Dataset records

---+---

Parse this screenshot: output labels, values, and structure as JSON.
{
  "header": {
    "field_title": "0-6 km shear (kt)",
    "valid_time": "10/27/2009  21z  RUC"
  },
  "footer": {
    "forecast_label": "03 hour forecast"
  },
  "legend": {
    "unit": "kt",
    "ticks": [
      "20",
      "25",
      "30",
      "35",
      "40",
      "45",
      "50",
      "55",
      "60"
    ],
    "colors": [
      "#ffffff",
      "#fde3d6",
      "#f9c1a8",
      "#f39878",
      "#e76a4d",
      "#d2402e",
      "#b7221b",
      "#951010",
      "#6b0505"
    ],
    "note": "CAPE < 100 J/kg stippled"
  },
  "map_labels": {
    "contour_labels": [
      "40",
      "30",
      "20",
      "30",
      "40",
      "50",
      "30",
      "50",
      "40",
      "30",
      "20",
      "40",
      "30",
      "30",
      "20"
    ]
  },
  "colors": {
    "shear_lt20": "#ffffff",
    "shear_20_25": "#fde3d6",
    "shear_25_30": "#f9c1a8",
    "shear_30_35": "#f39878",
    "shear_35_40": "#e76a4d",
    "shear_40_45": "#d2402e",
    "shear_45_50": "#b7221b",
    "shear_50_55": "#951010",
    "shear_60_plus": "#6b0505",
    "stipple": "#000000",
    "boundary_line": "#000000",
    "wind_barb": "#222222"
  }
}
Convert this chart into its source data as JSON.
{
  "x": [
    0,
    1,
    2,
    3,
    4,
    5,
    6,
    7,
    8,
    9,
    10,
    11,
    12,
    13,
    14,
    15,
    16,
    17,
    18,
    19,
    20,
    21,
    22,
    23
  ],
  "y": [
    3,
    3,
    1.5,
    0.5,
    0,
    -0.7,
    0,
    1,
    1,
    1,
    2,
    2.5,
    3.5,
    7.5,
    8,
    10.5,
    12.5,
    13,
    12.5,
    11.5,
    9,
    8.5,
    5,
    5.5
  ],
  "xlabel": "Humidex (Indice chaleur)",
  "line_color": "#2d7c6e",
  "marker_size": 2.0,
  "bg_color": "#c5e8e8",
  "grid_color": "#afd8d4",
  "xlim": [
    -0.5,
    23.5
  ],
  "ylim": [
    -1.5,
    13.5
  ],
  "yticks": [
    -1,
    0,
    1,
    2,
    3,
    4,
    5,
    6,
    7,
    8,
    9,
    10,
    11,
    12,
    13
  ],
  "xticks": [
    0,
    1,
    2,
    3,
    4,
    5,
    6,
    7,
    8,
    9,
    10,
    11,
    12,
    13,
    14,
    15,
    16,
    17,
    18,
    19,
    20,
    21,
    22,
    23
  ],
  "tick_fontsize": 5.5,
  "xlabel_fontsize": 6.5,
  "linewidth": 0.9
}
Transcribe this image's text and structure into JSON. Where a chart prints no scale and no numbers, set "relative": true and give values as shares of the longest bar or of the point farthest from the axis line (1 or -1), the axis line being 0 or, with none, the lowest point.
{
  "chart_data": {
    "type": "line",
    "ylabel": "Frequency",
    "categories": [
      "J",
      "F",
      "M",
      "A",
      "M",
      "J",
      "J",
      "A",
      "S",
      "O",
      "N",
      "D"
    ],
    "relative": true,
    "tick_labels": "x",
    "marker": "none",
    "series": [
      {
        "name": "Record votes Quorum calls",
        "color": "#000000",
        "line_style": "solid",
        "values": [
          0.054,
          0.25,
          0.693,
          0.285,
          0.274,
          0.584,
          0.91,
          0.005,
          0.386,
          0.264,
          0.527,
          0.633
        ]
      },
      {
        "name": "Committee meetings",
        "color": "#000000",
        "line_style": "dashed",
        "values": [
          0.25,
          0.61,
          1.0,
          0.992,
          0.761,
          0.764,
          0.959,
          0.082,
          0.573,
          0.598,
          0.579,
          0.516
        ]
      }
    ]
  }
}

---+---

> [Given exercise] Repeat all of the records above exactly as they appear.

> [Answer to this exercise]
Parse this screenshot: output labels, values, and structure as JSON.
{
  "header": {
    "field_title": "0-6 km shear (kt)",
    "valid_time": "10/27/2009  21z  RUC"
  },
  "footer": {
    "forecast_label": "03 hour forecast"
  },
  "legend": {
    "unit": "kt",
    "ticks": [
      "20",
      "25",
      "30",
      "35",
      "40",
      "45",
      "50",
      "55",
      "60"
    ],
    "colors": [
      "#ffffff",
      "#fde3d6",
      "#f9c1a8",
      "#f39878",
      "#e76a4d",
      "#d2402e",
      "#b7221b",
      "#951010",
      "#6b0505"
    ],
    "note": "CAPE < 100 J/kg stippled"
  },
  "map_labels": {
    "contour_labels": [
      "40",
      "30",
      "20",
      "30",
      "40",
      "50",
      "30",
      "50",
      "40",
      "30",
      "20",
      "40",
      "30",
      "30",
      "20"
    ]
  },
  "colors": {
    "shear_lt20": "#ffffff",
    "shear_20_25": "#fde3d6",
    "shear_25_30": "#f9c1a8",
    "shear_30_35": "#f39878",
    "shear_35_40": "#e76a4d",
    "shear_40_45": "#d2402e",
    "shear_45_50": "#b7221b",
    "shear_50_55": "#951010",
    "shear_60_plus": "#6b0505",
    "stipple": "#000000",
    "boundary_line": "#000000",
    "wind_barb": "#222222"
  }
}
Convert this chart into its source data as JSON.
{
  "x": [
    0,
    1,
    2,
    3,
    4,
    5,
    6,
    7,
    8,
    9,
    10,
    11,
    12,
    13,
    14,
    15,
    16,
    17,
    18,
    19,
    20,
    21,
    22,
    23
  ],
  "y": [
    3,
    3,
    1.5,
    0.5,
    0,
    -0.7,
    0,
    1,
    1,
    1,
    2,
    2.5,
    3.5,
    7.5,
    8,
    10.5,
    12.5,
    13,
    12.5,
    11.5,
    9,
    8.5,
    5,
    5.5
  ],
  "xlabel": "Humidex (Indice chaleur)",
  "line_color": "#2d7c6e",
  "marker_size": 2.0,
  "bg_color": "#c5e8e8",
  "grid_color": "#afd8d4",
  "xlim": [
    -0.5,
    23.5
  ],
  "ylim": [
    -1.5,
    13.5
  ],
  "yticks": [
    -1,
    0,
    1,
    2,
    3,
    4,
    5,
    6,
    7,
    8,
    9,
    10,
    11,
    12,
    13
  ],
  "xticks": [
    0,
    1,
    2,
    3,
    4,
    5,
    6,
    7,
    8,
    9,
    10,
    11,
    12,
    13,
    14,
    15,
    16,
    17,
    18,
    19,
    20,
    21,
    22,
    23
  ],
  "tick_fontsize": 5.5,
  "xlabel_fontsize": 6.5,
  "linewidth": 0.9
}
Transcribe this image's text and structure into JSON. Where a chart prints no scale and no numbers, set "relative": true and give values as shares of the longest bar or of the point farthest from the axis line (1 or -1), the axis line being 0 or, with none, the lowest point.
{
  "chart_data": {
    "type": "line",
    "ylabel": "Frequency",
    "categories": [
      "J",
      "F",
      "M",
      "A",
      "M",
      "J",
      "J",
      "A",
      "S",
      "O",
      "N",
      "D"
    ],
    "relative": true,
    "tick_labels": "x",
    "marker": "none",
    "series": [
      {
        "name": "Record votes Quorum calls",
        "color": "#000000",
        "line_style": "solid",
        "values": [
          0.054,
          0.25,
          0.693,
          0.285,
          0.274,
          0.584,
          0.91,
          0.005,
          0.386,
          0.264,
          0.527,
          0.633
        ]
      },
      {
        "name": "Committee meetings",
        "color": "#000000",
        "line_style": "dashed",
        "values": [
          0.25,
          0.61,
          1.0,
          0.992,
          0.761,
          0.764,
          0.959,
          0.082,
          0.573,
          0.598,
          0.579,
          0.516
        ]
      }
    ]
  }
}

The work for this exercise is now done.